Problem description >> Scan the data for "Version" and copy the lines it appears in.

★ ★ ★ ★ ★ ★ ★

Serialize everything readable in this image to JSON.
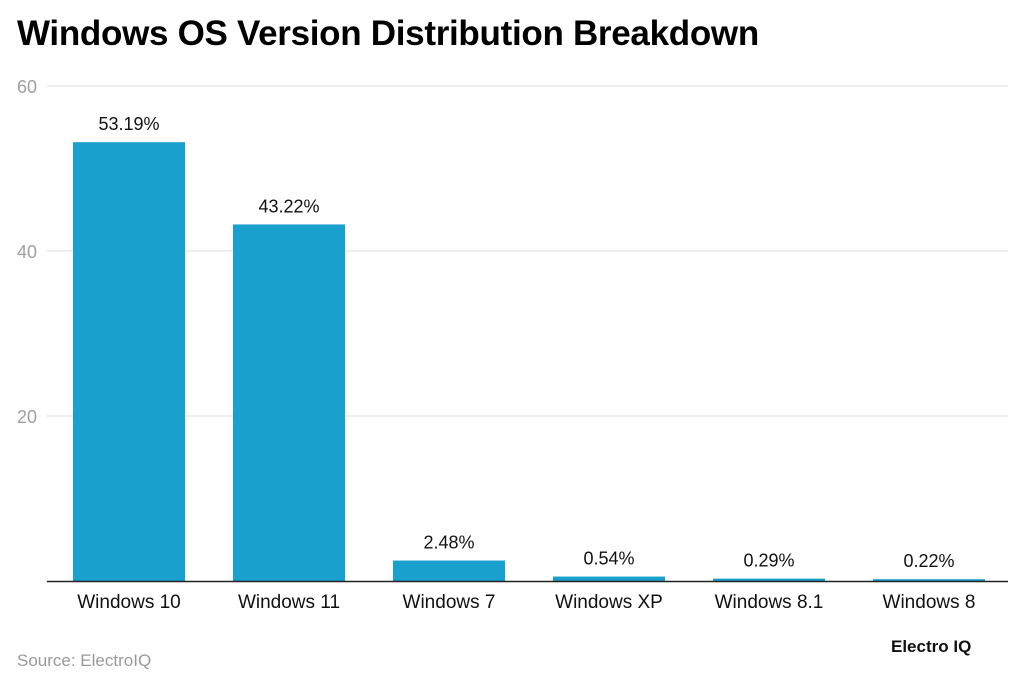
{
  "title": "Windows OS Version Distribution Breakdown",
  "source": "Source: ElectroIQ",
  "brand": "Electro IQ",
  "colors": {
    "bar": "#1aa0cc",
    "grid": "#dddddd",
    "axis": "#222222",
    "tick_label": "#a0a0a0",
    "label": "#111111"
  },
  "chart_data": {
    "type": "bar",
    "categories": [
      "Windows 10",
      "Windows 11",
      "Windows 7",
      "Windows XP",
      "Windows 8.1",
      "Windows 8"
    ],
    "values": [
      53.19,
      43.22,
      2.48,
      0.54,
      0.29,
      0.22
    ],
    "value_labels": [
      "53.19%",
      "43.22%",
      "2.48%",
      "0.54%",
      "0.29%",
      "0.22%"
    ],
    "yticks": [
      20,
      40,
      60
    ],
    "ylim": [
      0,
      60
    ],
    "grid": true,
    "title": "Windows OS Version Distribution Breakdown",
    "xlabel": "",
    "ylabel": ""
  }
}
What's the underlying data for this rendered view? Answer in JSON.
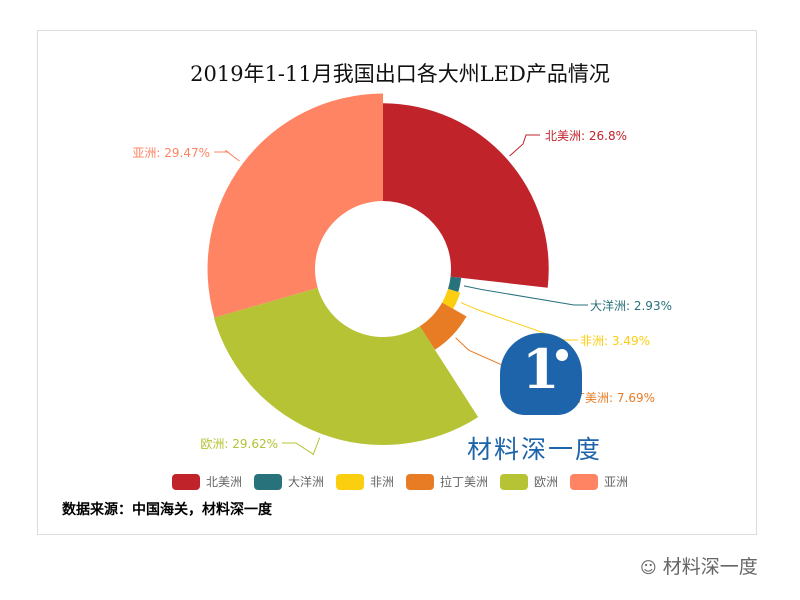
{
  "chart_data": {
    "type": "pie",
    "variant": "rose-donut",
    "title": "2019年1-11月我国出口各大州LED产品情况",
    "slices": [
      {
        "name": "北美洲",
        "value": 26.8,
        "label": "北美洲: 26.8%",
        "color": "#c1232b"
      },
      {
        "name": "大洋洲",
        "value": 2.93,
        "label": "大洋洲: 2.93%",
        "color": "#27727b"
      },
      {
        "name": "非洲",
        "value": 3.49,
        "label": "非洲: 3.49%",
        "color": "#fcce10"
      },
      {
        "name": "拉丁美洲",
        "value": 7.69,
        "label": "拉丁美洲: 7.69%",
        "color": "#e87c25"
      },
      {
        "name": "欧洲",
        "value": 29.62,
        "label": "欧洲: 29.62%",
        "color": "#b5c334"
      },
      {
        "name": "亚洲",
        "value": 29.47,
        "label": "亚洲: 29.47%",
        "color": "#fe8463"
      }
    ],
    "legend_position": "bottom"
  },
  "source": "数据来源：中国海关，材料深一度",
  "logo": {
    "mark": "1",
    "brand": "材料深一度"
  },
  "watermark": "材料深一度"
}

★ ★ ★ ★ ★ ★ ★

Finished answer >>
  "title": "Windows OS Version Distribution Breakdown",
    "title": "Windows OS Version Distribution Breakdown",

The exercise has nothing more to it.